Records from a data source
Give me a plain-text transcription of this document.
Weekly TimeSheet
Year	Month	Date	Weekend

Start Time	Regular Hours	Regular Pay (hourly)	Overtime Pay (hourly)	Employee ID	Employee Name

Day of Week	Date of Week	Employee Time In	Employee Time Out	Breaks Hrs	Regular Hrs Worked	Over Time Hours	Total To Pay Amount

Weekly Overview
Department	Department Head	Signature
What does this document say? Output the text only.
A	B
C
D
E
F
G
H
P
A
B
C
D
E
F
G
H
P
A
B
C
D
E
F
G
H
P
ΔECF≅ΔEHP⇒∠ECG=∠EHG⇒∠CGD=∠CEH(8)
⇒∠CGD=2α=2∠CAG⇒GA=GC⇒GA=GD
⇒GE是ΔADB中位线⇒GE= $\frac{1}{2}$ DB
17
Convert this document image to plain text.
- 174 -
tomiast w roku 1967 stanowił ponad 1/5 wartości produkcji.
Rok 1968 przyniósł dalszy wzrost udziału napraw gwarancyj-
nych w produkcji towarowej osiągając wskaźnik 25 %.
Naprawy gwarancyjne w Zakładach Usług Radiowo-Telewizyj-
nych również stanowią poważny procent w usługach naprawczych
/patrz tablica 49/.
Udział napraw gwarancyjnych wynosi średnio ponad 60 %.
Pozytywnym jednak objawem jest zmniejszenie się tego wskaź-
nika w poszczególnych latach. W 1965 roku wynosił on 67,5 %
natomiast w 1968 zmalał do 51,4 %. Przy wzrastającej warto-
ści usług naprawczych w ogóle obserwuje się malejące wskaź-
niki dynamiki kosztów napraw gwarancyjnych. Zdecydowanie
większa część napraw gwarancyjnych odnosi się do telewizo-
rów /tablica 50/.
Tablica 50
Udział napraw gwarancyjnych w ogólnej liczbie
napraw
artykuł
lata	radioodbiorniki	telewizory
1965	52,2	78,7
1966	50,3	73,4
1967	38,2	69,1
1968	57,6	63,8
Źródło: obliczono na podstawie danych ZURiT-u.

## Work to be completed
Every line of the material must be returned exactly as it appears.

## Completed exercise
Give me a plain-text transcription of this document.
Weekly TimeSheet
Year	Month	Date	Weekend

Start Time	Regular Hours	Regular Pay (hourly)	Overtime Pay (hourly)	Employee ID	Employee Name

Day of Week	Date of Week	Employee Time In	Employee Time Out	Breaks Hrs	Regular Hrs Worked	Over Time Hours	Total To Pay Amount

Weekly Overview
Department	Department Head	Signature
What does this document say? Output the text only.
A	B
C
D
E
F
G
H
P
A
B
C
D
E
F
G
H
P
A
B
C
D
E
F
G
H
P
ΔECF≅ΔEHP⇒∠ECG=∠EHG⇒∠CGD=∠CEH(8)
⇒∠CGD=2α=2∠CAG⇒GA=GC⇒GA=GD
⇒GE是ΔADB中位线⇒GE= $\frac{1}{2}$ DB
17
Convert this document image to plain text.
- 174 -
tomiast w roku 1967 stanowił ponad 1/5 wartości produkcji.
Rok 1968 przyniósł dalszy wzrost udziału napraw gwarancyj-
nych w produkcji towarowej osiągając wskaźnik 25 %.
Naprawy gwarancyjne w Zakładach Usług Radiowo-Telewizyj-
nych również stanowią poważny procent w usługach naprawczych
/patrz tablica 49/.
Udział napraw gwarancyjnych wynosi średnio ponad 60 %.
Pozytywnym jednak objawem jest zmniejszenie się tego wskaź-
nika w poszczególnych latach. W 1965 roku wynosił on 67,5 %
natomiast w 1968 zmalał do 51,4 %. Przy wzrastającej warto-
ści usług naprawczych w ogóle obserwuje się malejące wskaź-
niki dynamiki kosztów napraw gwarancyjnych. Zdecydowanie
większa część napraw gwarancyjnych odnosi się do telewizo-
rów /tablica 50/.
Tablica 50
Udział napraw gwarancyjnych w ogólnej liczbie
napraw
artykuł
lata	radioodbiorniki	telewizory
1965	52,2	78,7
1966	50,3	73,4
1967	38,2	69,1
1968	57,6	63,8
Źródło: obliczono na podstawie danych ZURiT-u.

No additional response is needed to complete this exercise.